Task statement
Please write out the material that follows, exactly as it stands.

[Recorded data]
** START **

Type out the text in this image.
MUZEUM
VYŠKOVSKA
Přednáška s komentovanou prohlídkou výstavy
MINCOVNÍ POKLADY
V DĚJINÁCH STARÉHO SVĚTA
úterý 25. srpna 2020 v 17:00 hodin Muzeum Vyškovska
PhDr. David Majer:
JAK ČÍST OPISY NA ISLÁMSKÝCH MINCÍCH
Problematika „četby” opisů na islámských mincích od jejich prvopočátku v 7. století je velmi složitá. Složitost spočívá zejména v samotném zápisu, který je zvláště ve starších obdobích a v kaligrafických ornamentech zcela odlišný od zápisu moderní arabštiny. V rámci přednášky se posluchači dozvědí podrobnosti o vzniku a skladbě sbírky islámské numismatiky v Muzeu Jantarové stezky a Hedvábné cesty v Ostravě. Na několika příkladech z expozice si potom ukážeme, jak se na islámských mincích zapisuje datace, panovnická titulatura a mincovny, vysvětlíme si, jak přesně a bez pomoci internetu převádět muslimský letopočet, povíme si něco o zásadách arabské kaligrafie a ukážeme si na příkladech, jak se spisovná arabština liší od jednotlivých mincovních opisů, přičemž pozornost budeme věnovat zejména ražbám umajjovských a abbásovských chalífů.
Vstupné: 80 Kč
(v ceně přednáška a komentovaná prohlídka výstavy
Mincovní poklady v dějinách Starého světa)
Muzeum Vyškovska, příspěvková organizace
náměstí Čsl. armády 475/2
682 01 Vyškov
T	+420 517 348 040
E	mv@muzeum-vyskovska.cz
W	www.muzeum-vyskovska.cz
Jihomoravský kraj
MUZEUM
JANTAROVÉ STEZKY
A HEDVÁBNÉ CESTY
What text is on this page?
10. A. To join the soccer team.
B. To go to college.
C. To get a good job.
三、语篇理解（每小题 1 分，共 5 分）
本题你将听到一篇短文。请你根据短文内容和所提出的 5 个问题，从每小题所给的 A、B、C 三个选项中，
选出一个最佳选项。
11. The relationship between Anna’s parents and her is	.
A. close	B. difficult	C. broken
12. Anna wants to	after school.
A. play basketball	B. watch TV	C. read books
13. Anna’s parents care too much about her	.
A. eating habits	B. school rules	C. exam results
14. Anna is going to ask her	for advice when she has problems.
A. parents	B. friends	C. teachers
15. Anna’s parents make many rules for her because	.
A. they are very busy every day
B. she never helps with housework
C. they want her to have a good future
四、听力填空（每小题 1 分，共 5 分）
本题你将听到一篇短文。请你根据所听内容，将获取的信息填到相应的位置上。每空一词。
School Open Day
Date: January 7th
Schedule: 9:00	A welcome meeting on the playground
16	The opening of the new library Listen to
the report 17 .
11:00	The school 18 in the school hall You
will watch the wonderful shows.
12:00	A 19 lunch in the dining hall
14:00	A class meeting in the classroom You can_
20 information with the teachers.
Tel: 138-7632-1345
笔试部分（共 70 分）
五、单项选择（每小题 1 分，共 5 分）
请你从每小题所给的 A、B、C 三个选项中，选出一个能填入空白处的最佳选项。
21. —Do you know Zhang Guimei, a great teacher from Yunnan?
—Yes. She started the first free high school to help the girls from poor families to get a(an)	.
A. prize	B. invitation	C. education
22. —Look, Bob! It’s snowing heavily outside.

** END **

Result of this exercise
Type out the text in this image.
MUZEUM
VYŠKOVSKA
Přednáška s komentovanou prohlídkou výstavy
MINCOVNÍ POKLADY
V DĚJINÁCH STARÉHO SVĚTA
úterý 25. srpna 2020 v 17:00 hodin Muzeum Vyškovska
PhDr. David Majer:
JAK ČÍST OPISY NA ISLÁMSKÝCH MINCÍCH
Problematika „četby” opisů na islámských mincích od jejich prvopočátku v 7. století je velmi složitá. Složitost spočívá zejména v samotném zápisu, který je zvláště ve starších obdobích a v kaligrafických ornamentech zcela odlišný od zápisu moderní arabštiny. V rámci přednášky se posluchači dozvědí podrobnosti o vzniku a skladbě sbírky islámské numismatiky v Muzeu Jantarové stezky a Hedvábné cesty v Ostravě. Na několika příkladech z expozice si potom ukážeme, jak se na islámských mincích zapisuje datace, panovnická titulatura a mincovny, vysvětlíme si, jak přesně a bez pomoci internetu převádět muslimský letopočet, povíme si něco o zásadách arabské kaligrafie a ukážeme si na příkladech, jak se spisovná arabština liší od jednotlivých mincovních opisů, přičemž pozornost budeme věnovat zejména ražbám umajjovských a abbásovských chalífů.
Vstupné: 80 Kč
(v ceně přednáška a komentovaná prohlídka výstavy
Mincovní poklady v dějinách Starého světa)
Muzeum Vyškovska, příspěvková organizace
náměstí Čsl. armády 475/2
682 01 Vyškov
T	+420 517 348 040
E	mv@muzeum-vyskovska.cz
W	www.muzeum-vyskovska.cz
Jihomoravský kraj
MUZEUM
JANTAROVÉ STEZKY
A HEDVÁBNÉ CESTY
What text is on this page?
10. A. To join the soccer team.
B. To go to college.
C. To get a good job.
三、语篇理解（每小题 1 分，共 5 分）
本题你将听到一篇短文。请你根据短文内容和所提出的 5 个问题，从每小题所给的 A、B、C 三个选项中，
选出一个最佳选项。
11. The relationship between Anna’s parents and her is	.
A. close	B. difficult	C. broken
12. Anna wants to	after school.
A. play basketball	B. watch TV	C. read books
13. Anna’s parents care too much about her	.
A. eating habits	B. school rules	C. exam results
14. Anna is going to ask her	for advice when she has problems.
A. parents	B. friends	C. teachers
15. Anna’s parents make many rules for her because	.
A. they are very busy every day
B. she never helps with housework
C. they want her to have a good future
四、听力填空（每小题 1 分，共 5 分）
本题你将听到一篇短文。请你根据所听内容，将获取的信息填到相应的位置上。每空一词。
School Open Day
Date: January 7th
Schedule: 9:00	A welcome meeting on the playground
16	The opening of the new library Listen to
the report 17 .
11:00	The school 18 in the school hall You
will watch the wonderful shows.
12:00	A 19 lunch in the dining hall
14:00	A class meeting in the classroom You can_
20 information with the teachers.
Tel: 138-7632-1345
笔试部分（共 70 分）
五、单项选择（每小题 1 分，共 5 分）
请你从每小题所给的 A、B、C 三个选项中，选出一个能填入空白处的最佳选项。
21. —Do you know Zhang Guimei, a great teacher from Yunnan?
—Yes. She started the first free high school to help the girls from poor families to get a(an)	.
A. prize	B. invitation	C. education
22. —Look, Bob! It’s snowing heavily outside.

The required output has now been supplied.